Records

******************************

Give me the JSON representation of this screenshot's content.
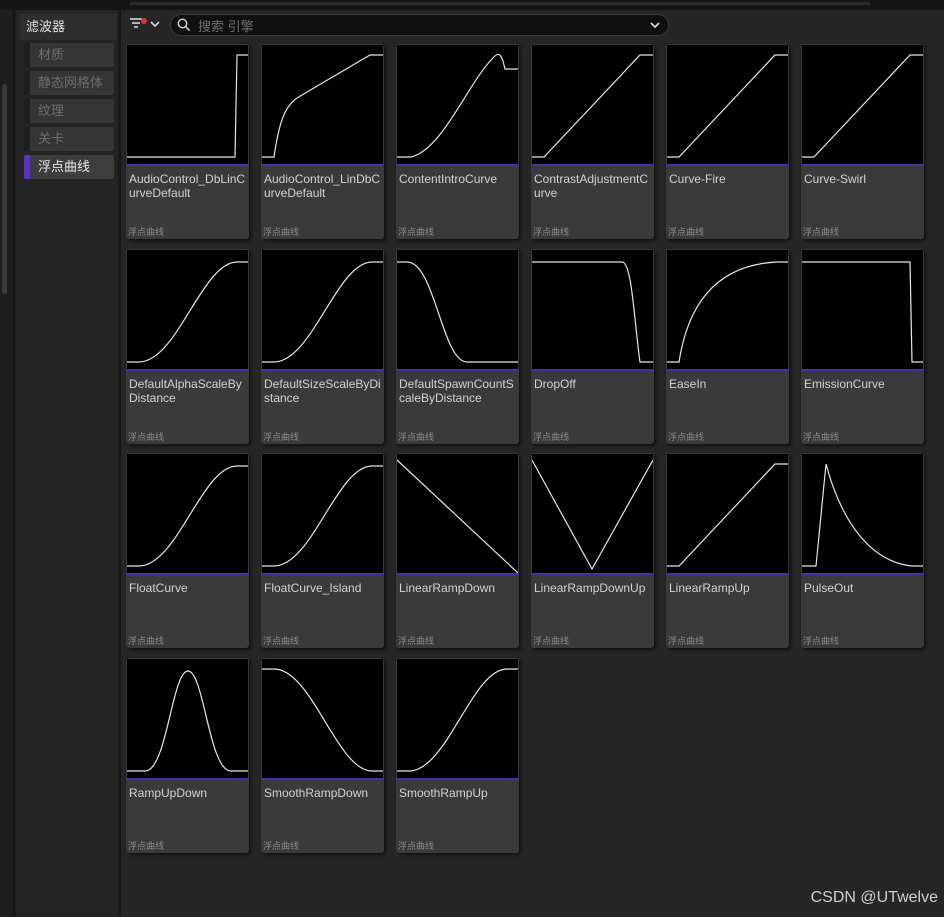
{
  "filters": {
    "header": "滤波器",
    "items": [
      {
        "label": "材质",
        "active": false
      },
      {
        "label": "静态网格体",
        "active": false
      },
      {
        "label": "纹理",
        "active": false
      },
      {
        "label": "关卡",
        "active": false
      },
      {
        "label": "浮点曲线",
        "active": true
      }
    ]
  },
  "search": {
    "placeholder": "搜索 引擎",
    "value": ""
  },
  "assets": [
    {
      "name": "AudioControl_DbLinCurveDefault",
      "type": "浮点曲线",
      "curve": "step-up-right"
    },
    {
      "name": "AudioControl_LinDbCurveDefault",
      "type": "浮点曲线",
      "curve": "log-rise"
    },
    {
      "name": "ContentIntroCurve",
      "type": "浮点曲线",
      "curve": "intro"
    },
    {
      "name": "ContrastAdjustmentCurve",
      "type": "浮点曲线",
      "curve": "ramp-plateaus"
    },
    {
      "name": "Curve-Fire",
      "type": "浮点曲线",
      "curve": "ramp-plateaus"
    },
    {
      "name": "Curve-Swirl",
      "type": "浮点曲线",
      "curve": "ramp-plateaus"
    },
    {
      "name": "DefaultAlphaScaleByDistance",
      "type": "浮点曲线",
      "curve": "s-rise"
    },
    {
      "name": "DefaultSizeScaleByDistance",
      "type": "浮点曲线",
      "curve": "s-rise"
    },
    {
      "name": "DefaultSpawnCountScaleByDistance",
      "type": "浮点曲线",
      "curve": "s-fall"
    },
    {
      "name": "DropOff",
      "type": "浮点曲线",
      "curve": "dropoff"
    },
    {
      "name": "EaseIn",
      "type": "浮点曲线",
      "curve": "ease"
    },
    {
      "name": "EmissionCurve",
      "type": "浮点曲线",
      "curve": "emission"
    },
    {
      "name": "FloatCurve",
      "type": "浮点曲线",
      "curve": "s-rise"
    },
    {
      "name": "FloatCurve_Island",
      "type": "浮点曲线",
      "curve": "s-rise"
    },
    {
      "name": "LinearRampDown",
      "type": "浮点曲线",
      "curve": "linear-down"
    },
    {
      "name": "LinearRampDownUp",
      "type": "浮点曲线",
      "curve": "v-shape"
    },
    {
      "name": "LinearRampUp",
      "type": "浮点曲线",
      "curve": "linear-up"
    },
    {
      "name": "PulseOut",
      "type": "浮点曲线",
      "curve": "pulse"
    },
    {
      "name": "RampUpDown",
      "type": "浮点曲线",
      "curve": "bell"
    },
    {
      "name": "SmoothRampDown",
      "type": "浮点曲线",
      "curve": "smooth-down"
    },
    {
      "name": "SmoothRampUp",
      "type": "浮点曲线",
      "curve": "smooth-up"
    }
  ],
  "watermark": "CSDN @UTwelve",
  "colors": {
    "accent": "#5b2fc9",
    "tile_accent": "#4a2ea8",
    "curve": "#e6e6e6",
    "notify": "#e03030"
  }
}
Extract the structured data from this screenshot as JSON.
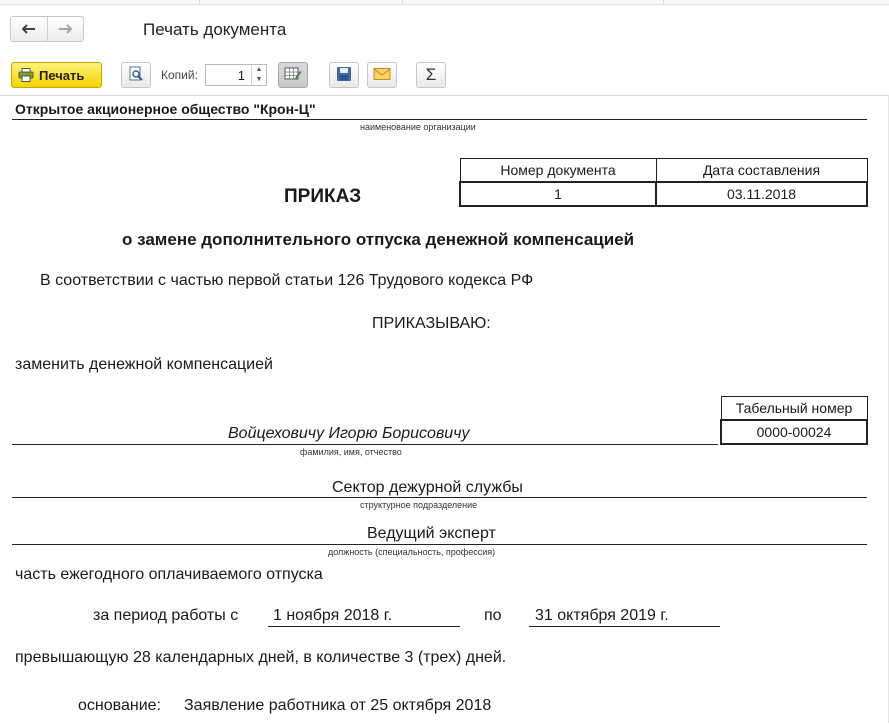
{
  "window": {
    "title": "Печать документа"
  },
  "nav": {
    "back_glyph": "🡐",
    "forward_glyph": "🡒"
  },
  "toolbar": {
    "print_label": "Печать",
    "copies_label": "Копий:",
    "copies_value": "1",
    "sum_glyph": "Σ"
  },
  "document": {
    "organization": "Открытое акционерное общество \"Крон-Ц\"",
    "organization_caption": "наименование организации",
    "doc_table": {
      "headers": [
        "Номер документа",
        "Дата составления"
      ],
      "values": [
        "1",
        "03.11.2018"
      ]
    },
    "heading": "ПРИКАЗ",
    "subheading": "о замене дополнительного отпуска денежной компенсацией",
    "basis_line": "В соответствии с частью первой статьи 126 Трудового кодекса РФ",
    "order_word": "ПРИКАЗЫВАЮ:",
    "replace_line": "заменить денежной компенсацией",
    "tab_number_header": "Табельный номер",
    "tab_number_value": "0000-00024",
    "employee_name": "Войцеховичу Игорю Борисовичу",
    "employee_caption": "фамилия, имя, отчество",
    "department": "Сектор дежурной службы",
    "department_caption": "структурное подразделение",
    "position": "Ведущий эксперт",
    "position_caption": "должность (специальность, профессия)",
    "vacation_line": "часть ежегодного оплачиваемого отпуска",
    "period_prefix": "за период работы с",
    "period_from": "1 ноября 2018 г.",
    "period_to_word": "по",
    "period_to": "31 октября 2019 г.",
    "exceeding_line": "превышающую 28 календарных дней, в количестве 3 (трех) дней.",
    "reason_label": "основание:",
    "reason_value": "Заявление работника от 25 октября 2018"
  },
  "colors": {
    "print_button": "#f4d300",
    "text": "#1a1a1a",
    "rule": "#222222"
  },
  "icons": [
    "back-arrow-icon",
    "forward-arrow-icon",
    "printer-icon",
    "preview-icon",
    "edit-table-icon",
    "save-disk-icon",
    "envelope-icon",
    "sigma-icon"
  ]
}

******************************

* _TO BE DONE_:
Give back the whole listing as it stands, minus its pictures.

* _TASK ANSWER_:
Give me the JSON representation of this screenshot's content.
{
  "filters": {
    "header": "滤波器",
    "items": [
      {
        "label": "材质",
        "active": false
      },
      {
        "label": "静态网格体",
        "active": false
      },
      {
        "label": "纹理",
        "active": false
      },
      {
        "label": "关卡",
        "active": false
      },
      {
        "label": "浮点曲线",
        "active": true
      }
    ]
  },
  "search": {
    "placeholder": "搜索 引擎",
    "value": ""
  },
  "assets": [
    {
      "name": "AudioControl_DbLinCurveDefault",
      "type": "浮点曲线",
      "curve": "step-up-right"
    },
    {
      "name": "AudioControl_LinDbCurveDefault",
      "type": "浮点曲线",
      "curve": "log-rise"
    },
    {
      "name": "ContentIntroCurve",
      "type": "浮点曲线",
      "curve": "intro"
    },
    {
      "name": "ContrastAdjustmentCurve",
      "type": "浮点曲线",
      "curve": "ramp-plateaus"
    },
    {
      "name": "Curve-Fire",
      "type": "浮点曲线",
      "curve": "ramp-plateaus"
    },
    {
      "name": "Curve-Swirl",
      "type": "浮点曲线",
      "curve": "ramp-plateaus"
    },
    {
      "name": "DefaultAlphaScaleByDistance",
      "type": "浮点曲线",
      "curve": "s-rise"
    },
    {
      "name": "DefaultSizeScaleByDistance",
      "type": "浮点曲线",
      "curve": "s-rise"
    },
    {
      "name": "DefaultSpawnCountScaleByDistance",
      "type": "浮点曲线",
      "curve": "s-fall"
    },
    {
      "name": "DropOff",
      "type": "浮点曲线",
      "curve": "dropoff"
    },
    {
      "name": "EaseIn",
      "type": "浮点曲线",
      "curve": "ease"
    },
    {
      "name": "EmissionCurve",
      "type": "浮点曲线",
      "curve": "emission"
    },
    {
      "name": "FloatCurve",
      "type": "浮点曲线",
      "curve": "s-rise"
    },
    {
      "name": "FloatCurve_Island",
      "type": "浮点曲线",
      "curve": "s-rise"
    },
    {
      "name": "LinearRampDown",
      "type": "浮点曲线",
      "curve": "linear-down"
    },
    {
      "name": "LinearRampDownUp",
      "type": "浮点曲线",
      "curve": "v-shape"
    },
    {
      "name": "LinearRampUp",
      "type": "浮点曲线",
      "curve": "linear-up"
    },
    {
      "name": "PulseOut",
      "type": "浮点曲线",
      "curve": "pulse"
    },
    {
      "name": "RampUpDown",
      "type": "浮点曲线",
      "curve": "bell"
    },
    {
      "name": "SmoothRampDown",
      "type": "浮点曲线",
      "curve": "smooth-down"
    },
    {
      "name": "SmoothRampUp",
      "type": "浮点曲线",
      "curve": "smooth-up"
    }
  ],
  "watermark": "CSDN @UTwelve",
  "colors": {
    "accent": "#5b2fc9",
    "tile_accent": "#4a2ea8",
    "curve": "#e6e6e6",
    "notify": "#e03030"
  }
}
Extract the structured data from this screenshot as JSON.
{
  "window": {
    "title": "Печать документа"
  },
  "nav": {
    "back_glyph": "🡐",
    "forward_glyph": "🡒"
  },
  "toolbar": {
    "print_label": "Печать",
    "copies_label": "Копий:",
    "copies_value": "1",
    "sum_glyph": "Σ"
  },
  "document": {
    "organization": "Открытое акционерное общество \"Крон-Ц\"",
    "organization_caption": "наименование организации",
    "doc_table": {
      "headers": [
        "Номер документа",
        "Дата составления"
      ],
      "values": [
        "1",
        "03.11.2018"
      ]
    },
    "heading": "ПРИКАЗ",
    "subheading": "о замене дополнительного отпуска денежной компенсацией",
    "basis_line": "В соответствии с частью первой статьи 126 Трудового кодекса РФ",
    "order_word": "ПРИКАЗЫВАЮ:",
    "replace_line": "заменить денежной компенсацией",
    "tab_number_header": "Табельный номер",
    "tab_number_value": "0000-00024",
    "employee_name": "Войцеховичу Игорю Борисовичу",
    "employee_caption": "фамилия, имя, отчество",
    "department": "Сектор дежурной службы",
    "department_caption": "структурное подразделение",
    "position": "Ведущий эксперт",
    "position_caption": "должность (специальность, профессия)",
    "vacation_line": "часть ежегодного оплачиваемого отпуска",
    "period_prefix": "за период работы с",
    "period_from": "1 ноября 2018 г.",
    "period_to_word": "по",
    "period_to": "31 октября 2019 г.",
    "exceeding_line": "превышающую 28 календарных дней, в количестве 3 (трех) дней.",
    "reason_label": "основание:",
    "reason_value": "Заявление работника от 25 октября 2018"
  },
  "colors": {
    "print_button": "#f4d300",
    "text": "#1a1a1a",
    "rule": "#222222"
  },
  "icons": [
    "back-arrow-icon",
    "forward-arrow-icon",
    "printer-icon",
    "preview-icon",
    "edit-table-icon",
    "save-disk-icon",
    "envelope-icon",
    "sigma-icon"
  ]
}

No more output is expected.